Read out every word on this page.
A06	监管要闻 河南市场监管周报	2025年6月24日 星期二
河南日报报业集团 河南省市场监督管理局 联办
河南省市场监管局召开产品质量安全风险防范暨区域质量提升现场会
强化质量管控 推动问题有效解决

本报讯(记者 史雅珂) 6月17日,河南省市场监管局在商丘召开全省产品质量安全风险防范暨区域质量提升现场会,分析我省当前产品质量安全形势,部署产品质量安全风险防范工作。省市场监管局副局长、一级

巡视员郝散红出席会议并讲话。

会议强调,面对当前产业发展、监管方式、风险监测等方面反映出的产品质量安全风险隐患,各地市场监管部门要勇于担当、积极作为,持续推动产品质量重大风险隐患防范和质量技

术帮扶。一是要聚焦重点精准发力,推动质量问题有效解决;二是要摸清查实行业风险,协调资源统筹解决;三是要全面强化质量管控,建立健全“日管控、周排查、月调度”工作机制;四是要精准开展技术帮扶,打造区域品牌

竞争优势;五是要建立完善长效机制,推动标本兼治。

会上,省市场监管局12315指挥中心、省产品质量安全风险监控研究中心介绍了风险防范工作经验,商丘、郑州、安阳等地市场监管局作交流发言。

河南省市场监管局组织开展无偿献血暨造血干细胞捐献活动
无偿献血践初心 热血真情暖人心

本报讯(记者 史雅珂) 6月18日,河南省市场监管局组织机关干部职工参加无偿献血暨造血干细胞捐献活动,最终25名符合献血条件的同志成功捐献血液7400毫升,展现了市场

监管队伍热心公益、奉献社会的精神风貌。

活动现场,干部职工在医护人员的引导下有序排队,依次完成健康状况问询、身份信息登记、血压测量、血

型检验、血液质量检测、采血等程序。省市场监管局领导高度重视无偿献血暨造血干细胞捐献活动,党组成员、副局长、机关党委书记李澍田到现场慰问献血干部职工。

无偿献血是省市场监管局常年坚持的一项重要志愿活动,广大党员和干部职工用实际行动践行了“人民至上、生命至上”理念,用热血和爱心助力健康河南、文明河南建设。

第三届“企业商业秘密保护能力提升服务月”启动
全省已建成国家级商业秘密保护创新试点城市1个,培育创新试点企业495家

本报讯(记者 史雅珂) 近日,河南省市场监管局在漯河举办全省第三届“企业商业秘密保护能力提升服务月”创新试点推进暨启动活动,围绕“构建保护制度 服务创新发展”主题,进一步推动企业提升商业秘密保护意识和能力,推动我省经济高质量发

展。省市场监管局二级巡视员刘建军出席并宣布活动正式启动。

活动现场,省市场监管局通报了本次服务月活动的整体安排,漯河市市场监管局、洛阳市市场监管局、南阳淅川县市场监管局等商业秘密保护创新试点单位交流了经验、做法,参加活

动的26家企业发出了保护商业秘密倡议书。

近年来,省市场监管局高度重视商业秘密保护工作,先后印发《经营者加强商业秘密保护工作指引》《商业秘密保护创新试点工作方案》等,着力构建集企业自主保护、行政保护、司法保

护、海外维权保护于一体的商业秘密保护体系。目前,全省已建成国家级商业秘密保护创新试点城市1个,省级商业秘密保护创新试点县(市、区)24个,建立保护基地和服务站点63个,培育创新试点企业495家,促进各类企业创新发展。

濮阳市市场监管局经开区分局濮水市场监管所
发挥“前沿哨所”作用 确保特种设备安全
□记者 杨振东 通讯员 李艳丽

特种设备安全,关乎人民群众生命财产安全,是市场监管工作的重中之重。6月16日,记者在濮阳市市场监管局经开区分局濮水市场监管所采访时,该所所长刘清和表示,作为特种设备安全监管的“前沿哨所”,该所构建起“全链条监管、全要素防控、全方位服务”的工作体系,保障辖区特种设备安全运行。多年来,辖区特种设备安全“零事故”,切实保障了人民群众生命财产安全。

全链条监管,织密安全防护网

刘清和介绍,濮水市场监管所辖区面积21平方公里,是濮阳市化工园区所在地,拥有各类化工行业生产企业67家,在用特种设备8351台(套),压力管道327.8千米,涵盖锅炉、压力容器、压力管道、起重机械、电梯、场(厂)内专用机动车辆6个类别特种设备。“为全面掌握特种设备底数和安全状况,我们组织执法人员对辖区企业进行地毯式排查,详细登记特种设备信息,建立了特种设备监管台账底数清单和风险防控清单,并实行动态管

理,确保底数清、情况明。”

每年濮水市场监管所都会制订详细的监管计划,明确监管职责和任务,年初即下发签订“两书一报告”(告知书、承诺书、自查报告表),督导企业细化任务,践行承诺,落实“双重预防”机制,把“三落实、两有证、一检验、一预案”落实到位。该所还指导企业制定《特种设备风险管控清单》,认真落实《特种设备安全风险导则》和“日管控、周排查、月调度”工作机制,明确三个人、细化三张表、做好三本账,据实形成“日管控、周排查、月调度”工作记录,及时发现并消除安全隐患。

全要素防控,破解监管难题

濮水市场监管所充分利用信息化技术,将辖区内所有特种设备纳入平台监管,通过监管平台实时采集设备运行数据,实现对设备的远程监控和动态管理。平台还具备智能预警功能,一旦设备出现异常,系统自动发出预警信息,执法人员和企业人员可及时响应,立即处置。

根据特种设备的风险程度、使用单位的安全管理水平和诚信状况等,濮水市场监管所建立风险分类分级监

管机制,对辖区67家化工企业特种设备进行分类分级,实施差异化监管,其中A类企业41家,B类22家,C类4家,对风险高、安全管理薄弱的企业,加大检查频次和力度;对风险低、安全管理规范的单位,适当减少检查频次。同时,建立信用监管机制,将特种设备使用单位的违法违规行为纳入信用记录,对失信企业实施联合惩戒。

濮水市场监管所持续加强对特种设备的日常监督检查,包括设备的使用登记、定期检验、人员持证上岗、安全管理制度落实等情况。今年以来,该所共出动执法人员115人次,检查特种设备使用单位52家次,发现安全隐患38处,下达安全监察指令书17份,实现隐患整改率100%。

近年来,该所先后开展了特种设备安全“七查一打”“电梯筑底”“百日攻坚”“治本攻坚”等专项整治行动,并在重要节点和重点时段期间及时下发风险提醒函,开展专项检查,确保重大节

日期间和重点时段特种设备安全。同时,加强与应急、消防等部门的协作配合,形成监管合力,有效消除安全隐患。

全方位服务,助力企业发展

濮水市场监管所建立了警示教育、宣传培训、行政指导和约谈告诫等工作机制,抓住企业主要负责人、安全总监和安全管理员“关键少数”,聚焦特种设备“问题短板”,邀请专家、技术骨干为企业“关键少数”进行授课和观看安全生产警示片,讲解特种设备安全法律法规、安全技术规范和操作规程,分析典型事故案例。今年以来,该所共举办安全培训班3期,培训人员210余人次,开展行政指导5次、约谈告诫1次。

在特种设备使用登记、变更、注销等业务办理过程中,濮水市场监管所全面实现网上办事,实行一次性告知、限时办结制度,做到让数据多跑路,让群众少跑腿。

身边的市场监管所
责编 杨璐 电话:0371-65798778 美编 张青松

====

* _To do_:
From the entries above, collect every line with the string "活动现场" in it.

* _Result of this exercise_:
活动现场,干部职工在医护人员的引导下有序排队,依次完成健康状况问询、身份信息登记、血压测量、血
活动现场,省市场监管局通报了本次服务月活动的整体安排,漯河市市场监管局、洛阳市市场监管局、南阳淅川县市场监管局等商业秘密保护创新试点单位交流了经验、做法,参加活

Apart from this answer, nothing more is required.